■ Exercise directions
Output every entry exactly as written, skipping any pictures.

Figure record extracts
☆ ☆ ☆ ☆ ☆
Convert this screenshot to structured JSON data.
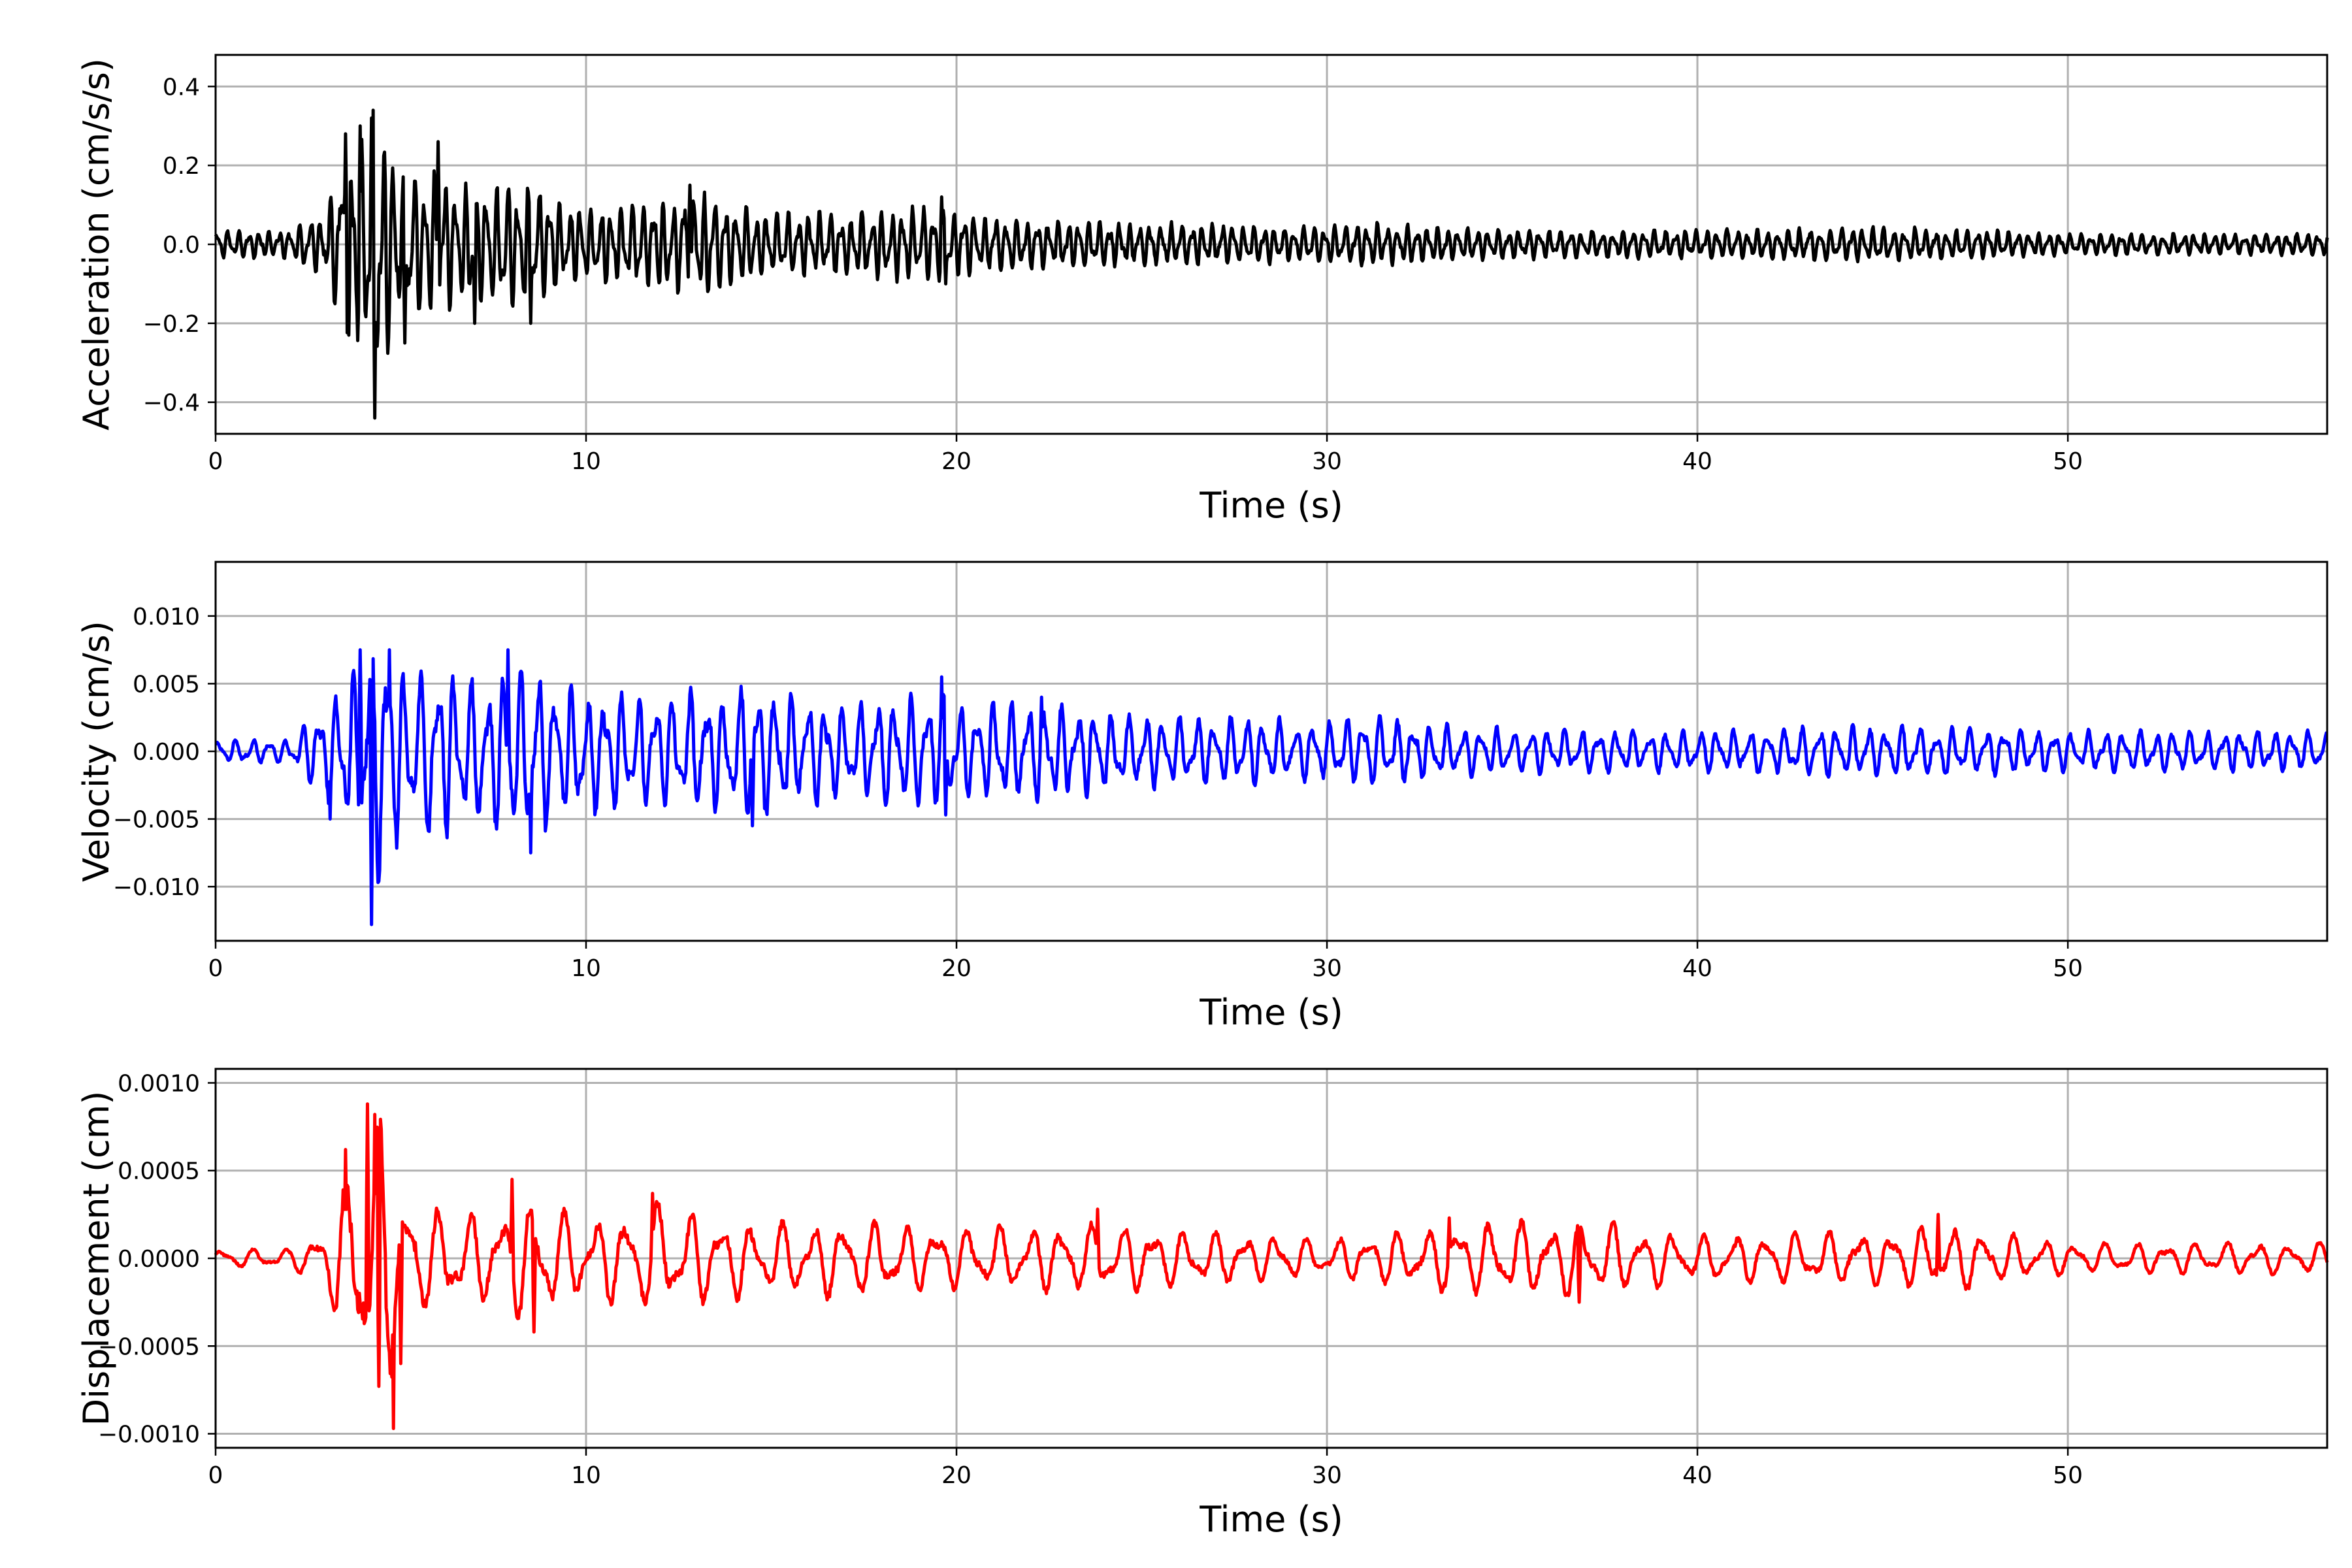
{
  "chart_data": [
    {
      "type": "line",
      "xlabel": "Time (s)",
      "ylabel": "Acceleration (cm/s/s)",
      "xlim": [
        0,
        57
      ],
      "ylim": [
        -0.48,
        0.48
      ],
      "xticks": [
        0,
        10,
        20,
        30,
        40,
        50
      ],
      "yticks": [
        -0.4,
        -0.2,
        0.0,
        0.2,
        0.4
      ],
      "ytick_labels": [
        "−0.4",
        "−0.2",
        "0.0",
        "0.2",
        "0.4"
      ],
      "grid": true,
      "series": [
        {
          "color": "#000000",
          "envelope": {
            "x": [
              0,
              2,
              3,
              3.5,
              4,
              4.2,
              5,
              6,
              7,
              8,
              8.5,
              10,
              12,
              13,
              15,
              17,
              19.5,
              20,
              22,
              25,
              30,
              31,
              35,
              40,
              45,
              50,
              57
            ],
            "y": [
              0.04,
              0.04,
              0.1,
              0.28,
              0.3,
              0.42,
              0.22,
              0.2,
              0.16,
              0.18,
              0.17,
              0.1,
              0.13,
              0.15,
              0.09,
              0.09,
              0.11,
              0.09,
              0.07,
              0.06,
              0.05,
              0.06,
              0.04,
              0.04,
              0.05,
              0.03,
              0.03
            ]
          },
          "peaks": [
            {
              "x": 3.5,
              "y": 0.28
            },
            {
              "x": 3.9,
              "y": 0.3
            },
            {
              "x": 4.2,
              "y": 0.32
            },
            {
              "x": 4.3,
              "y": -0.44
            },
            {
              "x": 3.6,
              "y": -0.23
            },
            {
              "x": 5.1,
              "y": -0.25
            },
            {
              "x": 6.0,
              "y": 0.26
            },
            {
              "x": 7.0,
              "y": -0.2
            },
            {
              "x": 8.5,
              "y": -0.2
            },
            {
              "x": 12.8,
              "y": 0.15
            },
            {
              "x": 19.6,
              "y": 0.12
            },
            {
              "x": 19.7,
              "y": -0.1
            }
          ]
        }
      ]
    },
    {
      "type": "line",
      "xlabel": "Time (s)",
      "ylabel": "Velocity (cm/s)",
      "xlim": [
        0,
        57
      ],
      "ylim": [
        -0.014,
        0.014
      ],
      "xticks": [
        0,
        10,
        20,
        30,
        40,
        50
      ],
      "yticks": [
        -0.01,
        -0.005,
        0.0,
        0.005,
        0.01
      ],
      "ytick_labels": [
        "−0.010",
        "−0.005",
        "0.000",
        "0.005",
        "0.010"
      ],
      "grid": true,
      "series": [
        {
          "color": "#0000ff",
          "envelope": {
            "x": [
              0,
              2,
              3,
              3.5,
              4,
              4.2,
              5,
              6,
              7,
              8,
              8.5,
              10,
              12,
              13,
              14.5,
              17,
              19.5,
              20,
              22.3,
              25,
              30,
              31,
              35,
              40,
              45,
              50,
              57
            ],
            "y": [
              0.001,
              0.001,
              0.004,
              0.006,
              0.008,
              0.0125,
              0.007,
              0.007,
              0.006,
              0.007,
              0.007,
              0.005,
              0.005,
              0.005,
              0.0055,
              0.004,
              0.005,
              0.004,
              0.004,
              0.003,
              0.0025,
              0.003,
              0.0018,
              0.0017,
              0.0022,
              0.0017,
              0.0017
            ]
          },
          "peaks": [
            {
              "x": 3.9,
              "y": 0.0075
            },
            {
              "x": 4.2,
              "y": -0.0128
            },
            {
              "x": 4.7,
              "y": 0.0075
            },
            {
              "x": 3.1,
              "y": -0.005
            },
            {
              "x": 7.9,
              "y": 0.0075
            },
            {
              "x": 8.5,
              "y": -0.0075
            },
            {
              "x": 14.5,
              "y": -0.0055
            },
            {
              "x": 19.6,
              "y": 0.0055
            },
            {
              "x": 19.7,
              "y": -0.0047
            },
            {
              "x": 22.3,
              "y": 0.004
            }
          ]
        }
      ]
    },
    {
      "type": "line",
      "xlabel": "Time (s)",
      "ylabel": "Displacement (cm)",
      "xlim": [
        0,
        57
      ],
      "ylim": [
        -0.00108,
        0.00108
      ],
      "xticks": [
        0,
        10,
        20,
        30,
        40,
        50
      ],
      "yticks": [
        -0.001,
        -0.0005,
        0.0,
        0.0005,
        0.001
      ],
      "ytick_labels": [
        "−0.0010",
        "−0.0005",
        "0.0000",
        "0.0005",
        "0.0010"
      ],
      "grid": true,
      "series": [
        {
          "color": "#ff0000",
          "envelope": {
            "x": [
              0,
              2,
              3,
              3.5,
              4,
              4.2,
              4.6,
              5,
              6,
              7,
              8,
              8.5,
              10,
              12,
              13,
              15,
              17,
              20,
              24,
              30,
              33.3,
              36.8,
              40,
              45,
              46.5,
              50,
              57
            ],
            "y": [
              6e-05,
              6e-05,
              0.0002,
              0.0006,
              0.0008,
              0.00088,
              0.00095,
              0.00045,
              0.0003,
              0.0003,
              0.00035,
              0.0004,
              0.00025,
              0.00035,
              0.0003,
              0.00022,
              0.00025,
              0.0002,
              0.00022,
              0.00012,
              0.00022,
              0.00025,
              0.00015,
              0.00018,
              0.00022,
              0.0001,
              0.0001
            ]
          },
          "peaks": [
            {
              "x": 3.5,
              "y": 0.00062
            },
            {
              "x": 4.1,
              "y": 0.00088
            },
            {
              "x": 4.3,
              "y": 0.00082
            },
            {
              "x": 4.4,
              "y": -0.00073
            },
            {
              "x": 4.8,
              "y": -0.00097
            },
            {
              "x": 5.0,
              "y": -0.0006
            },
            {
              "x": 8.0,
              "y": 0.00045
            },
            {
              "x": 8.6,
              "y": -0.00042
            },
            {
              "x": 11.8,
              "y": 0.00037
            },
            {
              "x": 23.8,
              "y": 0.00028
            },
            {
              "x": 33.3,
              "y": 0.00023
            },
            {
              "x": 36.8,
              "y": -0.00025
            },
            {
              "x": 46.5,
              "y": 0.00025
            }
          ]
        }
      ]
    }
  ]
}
☆ ☆ ☆ ☆ ☆
■ Completed exercise
Convert this screenshot to structured JSON data.
{
  "chart_data": [
    {
      "type": "line",
      "xlabel": "Time (s)",
      "ylabel": "Acceleration (cm/s/s)",
      "xlim": [
        0,
        57
      ],
      "ylim": [
        -0.48,
        0.48
      ],
      "xticks": [
        0,
        10,
        20,
        30,
        40,
        50
      ],
      "yticks": [
        -0.4,
        -0.2,
        0.0,
        0.2,
        0.4
      ],
      "ytick_labels": [
        "−0.4",
        "−0.2",
        "0.0",
        "0.2",
        "0.4"
      ],
      "grid": true,
      "series": [
        {
          "color": "#000000",
          "envelope": {
            "x": [
              0,
              2,
              3,
              3.5,
              4,
              4.2,
              5,
              6,
              7,
              8,
              8.5,
              10,
              12,
              13,
              15,
              17,
              19.5,
              20,
              22,
              25,
              30,
              31,
              35,
              40,
              45,
              50,
              57
            ],
            "y": [
              0.04,
              0.04,
              0.1,
              0.28,
              0.3,
              0.42,
              0.22,
              0.2,
              0.16,
              0.18,
              0.17,
              0.1,
              0.13,
              0.15,
              0.09,
              0.09,
              0.11,
              0.09,
              0.07,
              0.06,
              0.05,
              0.06,
              0.04,
              0.04,
              0.05,
              0.03,
              0.03
            ]
          },
          "peaks": [
            {
              "x": 3.5,
              "y": 0.28
            },
            {
              "x": 3.9,
              "y": 0.3
            },
            {
              "x": 4.2,
              "y": 0.32
            },
            {
              "x": 4.3,
              "y": -0.44
            },
            {
              "x": 3.6,
              "y": -0.23
            },
            {
              "x": 5.1,
              "y": -0.25
            },
            {
              "x": 6.0,
              "y": 0.26
            },
            {
              "x": 7.0,
              "y": -0.2
            },
            {
              "x": 8.5,
              "y": -0.2
            },
            {
              "x": 12.8,
              "y": 0.15
            },
            {
              "x": 19.6,
              "y": 0.12
            },
            {
              "x": 19.7,
              "y": -0.1
            }
          ]
        }
      ]
    },
    {
      "type": "line",
      "xlabel": "Time (s)",
      "ylabel": "Velocity (cm/s)",
      "xlim": [
        0,
        57
      ],
      "ylim": [
        -0.014,
        0.014
      ],
      "xticks": [
        0,
        10,
        20,
        30,
        40,
        50
      ],
      "yticks": [
        -0.01,
        -0.005,
        0.0,
        0.005,
        0.01
      ],
      "ytick_labels": [
        "−0.010",
        "−0.005",
        "0.000",
        "0.005",
        "0.010"
      ],
      "grid": true,
      "series": [
        {
          "color": "#0000ff",
          "envelope": {
            "x": [
              0,
              2,
              3,
              3.5,
              4,
              4.2,
              5,
              6,
              7,
              8,
              8.5,
              10,
              12,
              13,
              14.5,
              17,
              19.5,
              20,
              22.3,
              25,
              30,
              31,
              35,
              40,
              45,
              50,
              57
            ],
            "y": [
              0.001,
              0.001,
              0.004,
              0.006,
              0.008,
              0.0125,
              0.007,
              0.007,
              0.006,
              0.007,
              0.007,
              0.005,
              0.005,
              0.005,
              0.0055,
              0.004,
              0.005,
              0.004,
              0.004,
              0.003,
              0.0025,
              0.003,
              0.0018,
              0.0017,
              0.0022,
              0.0017,
              0.0017
            ]
          },
          "peaks": [
            {
              "x": 3.9,
              "y": 0.0075
            },
            {
              "x": 4.2,
              "y": -0.0128
            },
            {
              "x": 4.7,
              "y": 0.0075
            },
            {
              "x": 3.1,
              "y": -0.005
            },
            {
              "x": 7.9,
              "y": 0.0075
            },
            {
              "x": 8.5,
              "y": -0.0075
            },
            {
              "x": 14.5,
              "y": -0.0055
            },
            {
              "x": 19.6,
              "y": 0.0055
            },
            {
              "x": 19.7,
              "y": -0.0047
            },
            {
              "x": 22.3,
              "y": 0.004
            }
          ]
        }
      ]
    },
    {
      "type": "line",
      "xlabel": "Time (s)",
      "ylabel": "Displacement (cm)",
      "xlim": [
        0,
        57
      ],
      "ylim": [
        -0.00108,
        0.00108
      ],
      "xticks": [
        0,
        10,
        20,
        30,
        40,
        50
      ],
      "yticks": [
        -0.001,
        -0.0005,
        0.0,
        0.0005,
        0.001
      ],
      "ytick_labels": [
        "−0.0010",
        "−0.0005",
        "0.0000",
        "0.0005",
        "0.0010"
      ],
      "grid": true,
      "series": [
        {
          "color": "#ff0000",
          "envelope": {
            "x": [
              0,
              2,
              3,
              3.5,
              4,
              4.2,
              4.6,
              5,
              6,
              7,
              8,
              8.5,
              10,
              12,
              13,
              15,
              17,
              20,
              24,
              30,
              33.3,
              36.8,
              40,
              45,
              46.5,
              50,
              57
            ],
            "y": [
              6e-05,
              6e-05,
              0.0002,
              0.0006,
              0.0008,
              0.00088,
              0.00095,
              0.00045,
              0.0003,
              0.0003,
              0.00035,
              0.0004,
              0.00025,
              0.00035,
              0.0003,
              0.00022,
              0.00025,
              0.0002,
              0.00022,
              0.00012,
              0.00022,
              0.00025,
              0.00015,
              0.00018,
              0.00022,
              0.0001,
              0.0001
            ]
          },
          "peaks": [
            {
              "x": 3.5,
              "y": 0.00062
            },
            {
              "x": 4.1,
              "y": 0.00088
            },
            {
              "x": 4.3,
              "y": 0.00082
            },
            {
              "x": 4.4,
              "y": -0.00073
            },
            {
              "x": 4.8,
              "y": -0.00097
            },
            {
              "x": 5.0,
              "y": -0.0006
            },
            {
              "x": 8.0,
              "y": 0.00045
            },
            {
              "x": 8.6,
              "y": -0.00042
            },
            {
              "x": 11.8,
              "y": 0.00037
            },
            {
              "x": 23.8,
              "y": 0.00028
            },
            {
              "x": 33.3,
              "y": 0.00023
            },
            {
              "x": 36.8,
              "y": -0.00025
            },
            {
              "x": 46.5,
              "y": 0.00025
            }
          ]
        }
      ]
    }
  ]
}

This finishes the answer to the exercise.